- THE TASK: Count how many lines hold the word "which" and give that number as the whole answer.

- RAW DATA:
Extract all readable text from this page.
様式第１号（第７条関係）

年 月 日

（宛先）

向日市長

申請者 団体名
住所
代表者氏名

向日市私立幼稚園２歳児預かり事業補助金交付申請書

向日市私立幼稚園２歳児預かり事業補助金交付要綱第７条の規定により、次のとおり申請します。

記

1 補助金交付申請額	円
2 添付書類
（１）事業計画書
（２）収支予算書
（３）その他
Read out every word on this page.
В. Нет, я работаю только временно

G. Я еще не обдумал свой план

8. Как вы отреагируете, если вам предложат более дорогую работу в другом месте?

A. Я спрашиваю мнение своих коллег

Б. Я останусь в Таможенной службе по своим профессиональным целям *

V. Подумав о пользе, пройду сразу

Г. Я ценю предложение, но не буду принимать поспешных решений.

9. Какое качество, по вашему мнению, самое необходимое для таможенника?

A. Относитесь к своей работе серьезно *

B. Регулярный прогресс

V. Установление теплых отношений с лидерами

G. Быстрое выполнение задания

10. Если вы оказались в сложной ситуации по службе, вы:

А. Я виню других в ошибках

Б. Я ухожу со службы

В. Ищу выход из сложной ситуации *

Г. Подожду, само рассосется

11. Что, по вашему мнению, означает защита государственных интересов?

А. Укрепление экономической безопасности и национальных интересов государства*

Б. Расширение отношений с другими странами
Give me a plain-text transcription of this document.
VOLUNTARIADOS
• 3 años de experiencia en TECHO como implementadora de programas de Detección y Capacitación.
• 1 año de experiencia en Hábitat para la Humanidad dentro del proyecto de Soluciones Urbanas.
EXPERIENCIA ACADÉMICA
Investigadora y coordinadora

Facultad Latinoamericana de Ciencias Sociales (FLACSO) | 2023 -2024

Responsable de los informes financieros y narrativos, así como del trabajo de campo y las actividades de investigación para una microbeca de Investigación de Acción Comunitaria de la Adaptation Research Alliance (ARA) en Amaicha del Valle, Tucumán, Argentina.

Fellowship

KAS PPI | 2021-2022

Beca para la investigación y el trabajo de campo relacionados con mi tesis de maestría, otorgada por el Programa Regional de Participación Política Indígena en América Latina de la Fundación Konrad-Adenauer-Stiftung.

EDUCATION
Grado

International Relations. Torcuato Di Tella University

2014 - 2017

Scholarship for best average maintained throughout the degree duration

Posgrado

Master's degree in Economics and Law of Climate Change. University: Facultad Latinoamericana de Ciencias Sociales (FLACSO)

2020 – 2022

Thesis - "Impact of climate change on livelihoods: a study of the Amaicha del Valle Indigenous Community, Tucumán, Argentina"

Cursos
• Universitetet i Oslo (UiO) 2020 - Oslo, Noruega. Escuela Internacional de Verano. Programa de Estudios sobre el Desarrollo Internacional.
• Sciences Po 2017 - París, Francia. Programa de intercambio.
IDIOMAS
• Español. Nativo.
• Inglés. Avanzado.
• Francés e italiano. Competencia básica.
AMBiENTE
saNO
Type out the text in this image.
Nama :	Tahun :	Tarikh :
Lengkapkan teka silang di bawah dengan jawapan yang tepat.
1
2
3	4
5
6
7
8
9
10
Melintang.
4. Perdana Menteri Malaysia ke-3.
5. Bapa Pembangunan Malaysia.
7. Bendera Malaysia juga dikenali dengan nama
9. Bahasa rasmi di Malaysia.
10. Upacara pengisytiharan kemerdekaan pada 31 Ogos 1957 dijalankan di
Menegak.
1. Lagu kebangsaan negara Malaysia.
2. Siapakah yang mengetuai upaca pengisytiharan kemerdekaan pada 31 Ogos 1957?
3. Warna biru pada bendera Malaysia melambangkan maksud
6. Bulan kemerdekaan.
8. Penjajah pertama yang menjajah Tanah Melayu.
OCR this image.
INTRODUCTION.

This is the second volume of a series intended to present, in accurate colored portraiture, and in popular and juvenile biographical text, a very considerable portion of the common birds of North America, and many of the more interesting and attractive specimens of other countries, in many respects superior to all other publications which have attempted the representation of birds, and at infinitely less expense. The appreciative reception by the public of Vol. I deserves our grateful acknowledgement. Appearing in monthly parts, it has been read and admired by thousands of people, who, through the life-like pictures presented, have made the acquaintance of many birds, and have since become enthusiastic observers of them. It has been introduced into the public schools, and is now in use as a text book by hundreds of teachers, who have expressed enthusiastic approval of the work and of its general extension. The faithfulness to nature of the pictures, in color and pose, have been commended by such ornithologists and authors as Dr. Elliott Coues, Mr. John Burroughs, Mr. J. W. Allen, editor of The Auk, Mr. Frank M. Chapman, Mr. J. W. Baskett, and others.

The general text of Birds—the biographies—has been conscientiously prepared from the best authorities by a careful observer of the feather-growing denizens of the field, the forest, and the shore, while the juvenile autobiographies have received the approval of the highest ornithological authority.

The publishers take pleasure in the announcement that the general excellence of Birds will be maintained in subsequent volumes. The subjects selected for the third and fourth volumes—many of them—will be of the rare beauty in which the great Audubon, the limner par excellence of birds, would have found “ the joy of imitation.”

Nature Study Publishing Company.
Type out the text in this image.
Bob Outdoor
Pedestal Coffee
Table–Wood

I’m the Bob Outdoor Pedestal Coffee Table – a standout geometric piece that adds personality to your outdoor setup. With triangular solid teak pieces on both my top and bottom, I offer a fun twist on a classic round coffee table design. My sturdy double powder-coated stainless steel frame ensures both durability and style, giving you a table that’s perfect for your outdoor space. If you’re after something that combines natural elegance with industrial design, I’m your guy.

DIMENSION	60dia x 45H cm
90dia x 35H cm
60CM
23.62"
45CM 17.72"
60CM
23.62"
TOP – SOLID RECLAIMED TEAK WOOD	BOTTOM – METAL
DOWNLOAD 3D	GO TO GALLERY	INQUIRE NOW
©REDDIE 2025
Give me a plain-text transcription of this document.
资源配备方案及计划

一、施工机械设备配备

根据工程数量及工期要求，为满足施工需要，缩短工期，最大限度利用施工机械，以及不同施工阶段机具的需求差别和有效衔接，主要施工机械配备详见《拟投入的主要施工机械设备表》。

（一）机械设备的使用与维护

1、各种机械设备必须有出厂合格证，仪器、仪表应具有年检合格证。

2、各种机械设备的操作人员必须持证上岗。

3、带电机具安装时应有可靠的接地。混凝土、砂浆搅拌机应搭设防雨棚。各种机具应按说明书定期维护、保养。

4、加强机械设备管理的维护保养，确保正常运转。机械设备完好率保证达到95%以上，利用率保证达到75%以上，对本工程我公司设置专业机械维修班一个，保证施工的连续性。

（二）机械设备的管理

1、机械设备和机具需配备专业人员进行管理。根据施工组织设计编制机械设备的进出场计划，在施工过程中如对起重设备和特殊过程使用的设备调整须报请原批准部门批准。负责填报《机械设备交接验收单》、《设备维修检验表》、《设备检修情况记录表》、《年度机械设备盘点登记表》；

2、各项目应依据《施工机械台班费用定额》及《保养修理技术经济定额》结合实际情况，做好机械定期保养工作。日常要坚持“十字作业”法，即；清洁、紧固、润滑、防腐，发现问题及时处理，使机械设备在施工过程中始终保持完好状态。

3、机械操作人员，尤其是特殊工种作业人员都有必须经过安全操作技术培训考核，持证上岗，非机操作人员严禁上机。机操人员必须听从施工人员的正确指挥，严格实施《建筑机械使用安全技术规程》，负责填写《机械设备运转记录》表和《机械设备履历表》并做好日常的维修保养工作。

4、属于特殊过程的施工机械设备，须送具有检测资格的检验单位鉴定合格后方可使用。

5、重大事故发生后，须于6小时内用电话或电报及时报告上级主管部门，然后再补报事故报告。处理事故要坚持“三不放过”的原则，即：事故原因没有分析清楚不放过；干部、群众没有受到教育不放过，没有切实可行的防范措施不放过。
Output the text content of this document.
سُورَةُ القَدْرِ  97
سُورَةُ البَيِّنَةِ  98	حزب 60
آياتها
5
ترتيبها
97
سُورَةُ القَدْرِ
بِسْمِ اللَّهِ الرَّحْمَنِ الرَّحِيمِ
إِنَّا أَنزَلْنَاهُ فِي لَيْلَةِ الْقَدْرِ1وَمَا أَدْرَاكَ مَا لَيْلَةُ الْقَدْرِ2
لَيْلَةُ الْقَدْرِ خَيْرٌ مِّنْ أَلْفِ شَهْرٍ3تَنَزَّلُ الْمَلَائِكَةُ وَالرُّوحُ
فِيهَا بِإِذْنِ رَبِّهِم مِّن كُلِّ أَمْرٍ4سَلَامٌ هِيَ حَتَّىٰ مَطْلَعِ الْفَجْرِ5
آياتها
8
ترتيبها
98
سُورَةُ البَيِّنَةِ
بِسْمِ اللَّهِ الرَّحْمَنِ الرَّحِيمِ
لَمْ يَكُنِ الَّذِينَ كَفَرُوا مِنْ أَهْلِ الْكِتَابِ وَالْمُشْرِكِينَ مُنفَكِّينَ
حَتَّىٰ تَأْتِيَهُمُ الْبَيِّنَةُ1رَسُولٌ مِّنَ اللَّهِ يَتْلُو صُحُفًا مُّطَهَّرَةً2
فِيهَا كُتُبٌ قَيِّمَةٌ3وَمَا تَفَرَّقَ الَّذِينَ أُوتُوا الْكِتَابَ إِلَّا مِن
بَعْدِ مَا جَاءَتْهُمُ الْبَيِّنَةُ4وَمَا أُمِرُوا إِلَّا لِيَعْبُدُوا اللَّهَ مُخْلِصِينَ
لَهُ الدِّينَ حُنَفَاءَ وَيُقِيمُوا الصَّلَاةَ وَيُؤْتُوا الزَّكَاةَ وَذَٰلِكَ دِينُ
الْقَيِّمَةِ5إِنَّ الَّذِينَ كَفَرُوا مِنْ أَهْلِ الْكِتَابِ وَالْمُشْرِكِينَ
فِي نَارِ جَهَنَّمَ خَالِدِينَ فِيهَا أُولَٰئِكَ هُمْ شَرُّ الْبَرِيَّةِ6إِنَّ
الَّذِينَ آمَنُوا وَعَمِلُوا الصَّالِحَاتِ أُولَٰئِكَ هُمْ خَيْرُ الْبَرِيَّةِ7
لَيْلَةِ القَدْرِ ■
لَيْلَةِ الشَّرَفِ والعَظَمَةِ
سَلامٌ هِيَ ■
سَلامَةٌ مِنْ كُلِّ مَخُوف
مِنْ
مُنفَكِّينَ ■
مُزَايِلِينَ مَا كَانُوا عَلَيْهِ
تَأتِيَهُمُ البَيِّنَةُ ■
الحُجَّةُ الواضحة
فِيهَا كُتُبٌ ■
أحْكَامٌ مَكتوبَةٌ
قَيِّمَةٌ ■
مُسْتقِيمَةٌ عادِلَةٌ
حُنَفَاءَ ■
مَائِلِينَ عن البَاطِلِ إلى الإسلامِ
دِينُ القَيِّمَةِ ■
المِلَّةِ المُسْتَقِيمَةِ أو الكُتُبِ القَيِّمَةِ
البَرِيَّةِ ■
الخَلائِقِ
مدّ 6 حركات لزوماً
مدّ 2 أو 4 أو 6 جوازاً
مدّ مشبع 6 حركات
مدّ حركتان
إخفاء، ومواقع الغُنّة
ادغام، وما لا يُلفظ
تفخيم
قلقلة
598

- RESULT OF THE TASK: 2